> Texte fourni
══════════

Une cérémonie particulière, la capacocha donnait lieu à des sacrifices d’enfants. Pour des occasions exceptionnelles (tremblement de terre, élection d’un nouvel Inca), des enfants étaient sélectionnés parmi les élites, drogués avec de la coca et de la chicha et amenés sur des sommets sacrés (souvent des volcans) où ils mouraient de froid. Considérés comme les plus importantes offrandes, plusieurs de ces corps momifiés ont été retrouvés par les archéologues. Le beau Musée archéologique de la Haute Montagne à Salta en Argentine conserve quatre momies dont trois ont été retrouvées au sommet du volcan argentin Llullaillaco. Elles sont remarquablement conservées, gardant intactes la peau et l’expression des visages. 

Le retour de l’Inca

S’il est courant de dire que l’empire inca s’est effondré soudainement, l’idée est à relativiser. La situation est restée longtemps confuse entre résistances des incas et conflits entre conquérants espagnols, tandis que certains privilèges de l’élite inca ont perduré.

══════════

> Consignes de travail
Recopiez à l'identique l'intégralité du texte sur les Incas. La liste n'a aucun lien avec le texte sur les Incas.

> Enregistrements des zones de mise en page
══════════

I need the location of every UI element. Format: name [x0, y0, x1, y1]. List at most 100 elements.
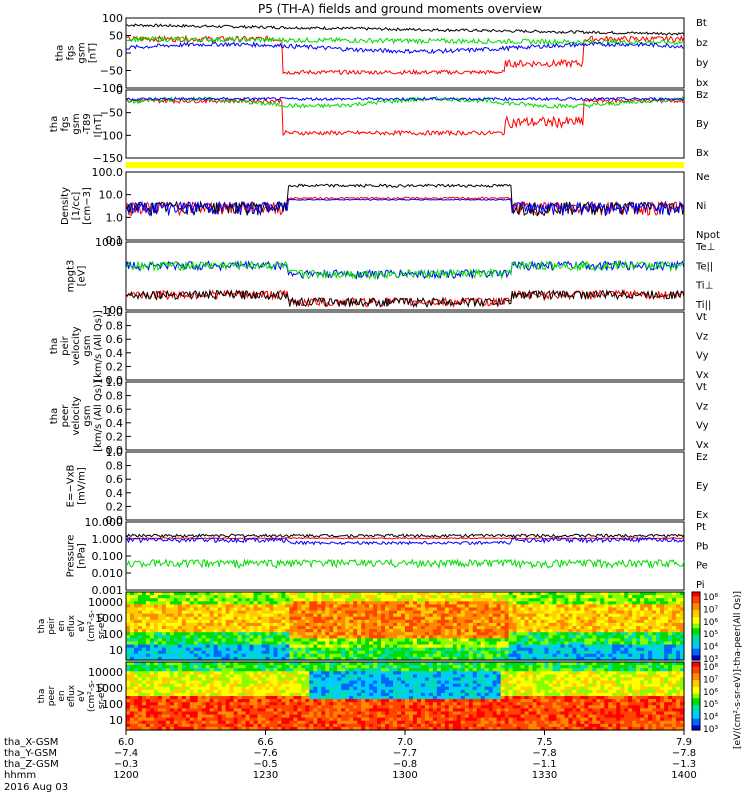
spectrogram-cell: [672, 641, 677, 646]
spectrogram-cell: [412, 656, 418, 661]
spectrogram-cell: [225, 622, 231, 627]
spectrogram-cell: [269, 683, 275, 688]
spectrogram-cell: [309, 692, 314, 697]
spectrogram-cell: [153, 683, 159, 688]
spectrogram-cell: [436, 656, 442, 661]
spectrogram-cell: [444, 616, 450, 621]
spectrogram-cell: [269, 632, 275, 636]
spectrogram-cell: [405, 626, 410, 630]
spectrogram-cell: [500, 592, 506, 596]
spectrogram-cell: [420, 626, 426, 630]
spectrogram-cell: [293, 626, 298, 630]
spectrogram-cell: [401, 671, 406, 675]
spectrogram-cell: [277, 616, 283, 621]
spectrogram-cell: [281, 674, 287, 679]
spectrogram-cell: [345, 598, 350, 602]
spectrogram-cell: [273, 610, 279, 615]
spectrogram-cell: [269, 619, 275, 624]
spectrogram-cell: [189, 610, 195, 615]
spectrogram-cell: [137, 692, 143, 697]
spectrogram-cell: [209, 668, 215, 672]
spectrogram-cell: [369, 632, 374, 636]
spectrogram-cell: [412, 714, 418, 719]
spectrogram-cell: [305, 607, 310, 612]
spectrogram-cell: [337, 641, 342, 646]
spectrogram-cell: [277, 626, 283, 630]
spectrogram-cell: [440, 632, 446, 636]
spectrogram-cell: [269, 653, 275, 658]
spectrogram-cell: [265, 699, 271, 703]
spectrogram-cell: [532, 619, 538, 624]
spectrogram-cell: [412, 689, 418, 694]
spectrogram-cell: [325, 656, 330, 661]
spectrogram-cell: [540, 613, 546, 618]
spectrogram-cell: [337, 613, 342, 618]
spectrogram-cell: [269, 650, 275, 655]
spectrogram-cell: [301, 714, 306, 719]
spectrogram-cell: [349, 644, 354, 649]
spectrogram-cell: [361, 692, 366, 697]
spectrogram-cell: [464, 638, 470, 643]
spectrogram-cell: [361, 702, 366, 706]
spectrogram-cell: [361, 650, 366, 655]
spectrogram-cell: [329, 705, 334, 709]
spectrogram-cell: [245, 699, 251, 703]
spectrogram-cell: [468, 616, 474, 621]
spectrogram-cell: [604, 613, 609, 618]
spectrogram-cell: [281, 711, 287, 716]
spectrogram-cell: [129, 680, 135, 685]
spectrogram-cell: [381, 708, 386, 713]
spectrogram-cell: [393, 702, 398, 706]
spectrogram-cell: [165, 692, 171, 697]
spectrogram-cell: [604, 616, 609, 621]
spectrogram-cell: [381, 604, 386, 609]
spectrogram-cell: [516, 613, 522, 618]
spectrogram-cell: [169, 692, 175, 697]
spectrogram-cell: [652, 598, 657, 602]
spectrogram-cell: [536, 638, 542, 643]
spectrogram-cell: [229, 653, 235, 658]
spectrogram-cell: [333, 714, 338, 719]
spectrogram-cell: [580, 638, 585, 643]
spectrogram-cell: [436, 635, 442, 639]
spectrogram-cell: [456, 629, 462, 633]
spectrogram-cell: [492, 632, 498, 636]
spectrogram-cell: [189, 653, 195, 658]
spectrogram-cell: [229, 635, 235, 639]
spectrogram-cell: [173, 683, 179, 688]
spectrogram-cell: [452, 635, 458, 639]
spectrogram-cell: [253, 705, 259, 709]
spectrogram-cell: [177, 626, 183, 630]
spectrogram-cell: [385, 635, 390, 639]
panel-frame: [125, 591, 685, 661]
spectrogram-cell: [357, 705, 362, 709]
spectrogram-cell: [265, 665, 271, 669]
spectrogram-cell: [309, 723, 314, 728]
spectrogram-cell: [225, 696, 231, 700]
spectrogram-cell: [424, 592, 430, 596]
spectrogram-cell: [424, 641, 430, 646]
spectrogram-cell: [193, 692, 199, 697]
spectrogram-cell: [281, 665, 287, 669]
spectrogram-cell: [181, 683, 187, 688]
spectrogram-cell: [213, 717, 219, 722]
spectrogram-cell: [564, 656, 570, 661]
spectrogram-cell: [476, 629, 482, 633]
spectrogram-cell: [401, 632, 406, 636]
spectrogram-cell: [145, 686, 151, 691]
spectrogram-cell: [229, 708, 235, 713]
spectrogram-cell: [680, 638, 685, 643]
spectrogram-cell: [181, 711, 187, 716]
spectrogram-cell: [492, 619, 498, 624]
spectrogram-cell: [157, 629, 163, 633]
spectrogram-cell: [241, 692, 247, 697]
spectrogram-cell: [544, 653, 550, 658]
spectrogram-cell: [277, 610, 283, 615]
spectrogram-cell: [381, 629, 386, 633]
spectrogram-cell: [564, 622, 570, 627]
spectrogram-cell: [397, 592, 402, 596]
spectrogram-cell: [165, 717, 171, 722]
spectrogram-cell: [408, 626, 414, 630]
spectrogram-cell: [137, 665, 143, 669]
spectrogram-cell: [668, 653, 673, 658]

══════════

> Résultat attendu
Une cérémonie particulière, la capacocha donnait lieu à des sacrifices d’enfants. Pour des occasions exceptionnelles (tremblement de terre, élection d’un nouvel Inca), des enfants étaient sélectionnés parmi les élites, drogués avec de la coca et de la chicha et amenés sur des sommets sacrés (souvent des volcans) où ils mouraient de froid. Considérés comme les plus importantes offrandes, plusieurs de ces corps momifiés ont été retrouvés par les archéologues. Le beau Musée archéologique de la Haute Montagne à Salta en Argentine conserve quatre momies dont trois ont été retrouvées au sommet du volcan argentin Llullaillaco. Elles sont remarquablement conservées, gardant intactes la peau et l’expression des visages. 

Le retour de l’Inca

S’il est courant de dire que l’empire inca s’est effondré soudainement, l’idée est à relativiser. La situation est restée longtemps confuse entre résistances des incas et conflits entre conquérants espagnols, tandis que certains privilèges de l’élite inca ont perduré.